• _Dataset entries_:

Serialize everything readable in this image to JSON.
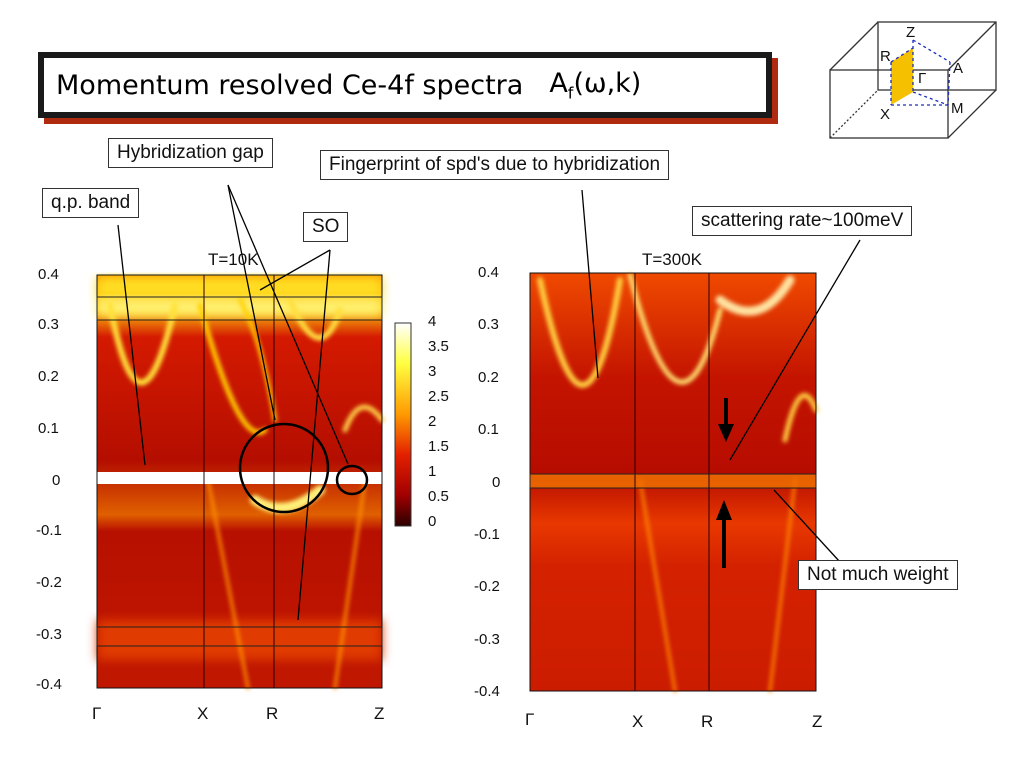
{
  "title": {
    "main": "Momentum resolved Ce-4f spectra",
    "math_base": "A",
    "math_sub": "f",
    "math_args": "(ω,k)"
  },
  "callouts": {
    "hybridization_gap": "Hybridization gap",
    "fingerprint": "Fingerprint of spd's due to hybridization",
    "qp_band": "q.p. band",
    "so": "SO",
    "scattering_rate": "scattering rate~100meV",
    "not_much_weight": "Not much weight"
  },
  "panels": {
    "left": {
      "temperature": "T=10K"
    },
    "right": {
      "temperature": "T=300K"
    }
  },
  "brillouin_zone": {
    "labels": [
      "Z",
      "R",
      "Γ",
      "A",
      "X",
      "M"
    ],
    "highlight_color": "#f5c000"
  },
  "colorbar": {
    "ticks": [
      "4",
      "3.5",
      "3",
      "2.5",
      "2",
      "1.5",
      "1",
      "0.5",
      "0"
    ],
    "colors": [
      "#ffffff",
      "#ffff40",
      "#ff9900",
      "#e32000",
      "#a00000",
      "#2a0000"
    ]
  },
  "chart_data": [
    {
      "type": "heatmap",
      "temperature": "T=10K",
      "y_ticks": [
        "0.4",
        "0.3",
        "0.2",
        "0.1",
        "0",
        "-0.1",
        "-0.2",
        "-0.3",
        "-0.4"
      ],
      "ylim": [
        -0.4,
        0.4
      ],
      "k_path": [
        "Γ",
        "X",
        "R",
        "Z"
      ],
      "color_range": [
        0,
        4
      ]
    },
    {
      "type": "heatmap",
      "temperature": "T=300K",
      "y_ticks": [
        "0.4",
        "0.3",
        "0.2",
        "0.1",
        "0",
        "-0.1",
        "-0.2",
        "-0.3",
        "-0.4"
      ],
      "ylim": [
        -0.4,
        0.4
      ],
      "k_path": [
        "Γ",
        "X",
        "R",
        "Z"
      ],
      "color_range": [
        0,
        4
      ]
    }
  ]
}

• _TASK DETAILS_: Output the records above exactly; leave out the pictures.

• _WRITTEN SOLUTION_:
Serialize everything readable in this image to JSON.
{
  "title": {
    "main": "Momentum resolved Ce-4f spectra",
    "math_base": "A",
    "math_sub": "f",
    "math_args": "(ω,k)"
  },
  "callouts": {
    "hybridization_gap": "Hybridization gap",
    "fingerprint": "Fingerprint of spd's due to hybridization",
    "qp_band": "q.p. band",
    "so": "SO",
    "scattering_rate": "scattering rate~100meV",
    "not_much_weight": "Not much weight"
  },
  "panels": {
    "left": {
      "temperature": "T=10K"
    },
    "right": {
      "temperature": "T=300K"
    }
  },
  "brillouin_zone": {
    "labels": [
      "Z",
      "R",
      "Γ",
      "A",
      "X",
      "M"
    ],
    "highlight_color": "#f5c000"
  },
  "colorbar": {
    "ticks": [
      "4",
      "3.5",
      "3",
      "2.5",
      "2",
      "1.5",
      "1",
      "0.5",
      "0"
    ],
    "colors": [
      "#ffffff",
      "#ffff40",
      "#ff9900",
      "#e32000",
      "#a00000",
      "#2a0000"
    ]
  },
  "chart_data": [
    {
      "type": "heatmap",
      "temperature": "T=10K",
      "y_ticks": [
        "0.4",
        "0.3",
        "0.2",
        "0.1",
        "0",
        "-0.1",
        "-0.2",
        "-0.3",
        "-0.4"
      ],
      "ylim": [
        -0.4,
        0.4
      ],
      "k_path": [
        "Γ",
        "X",
        "R",
        "Z"
      ],
      "color_range": [
        0,
        4
      ]
    },
    {
      "type": "heatmap",
      "temperature": "T=300K",
      "y_ticks": [
        "0.4",
        "0.3",
        "0.2",
        "0.1",
        "0",
        "-0.1",
        "-0.2",
        "-0.3",
        "-0.4"
      ],
      "ylim": [
        -0.4,
        0.4
      ],
      "k_path": [
        "Γ",
        "X",
        "R",
        "Z"
      ],
      "color_range": [
        0,
        4
      ]
    }
  ]
}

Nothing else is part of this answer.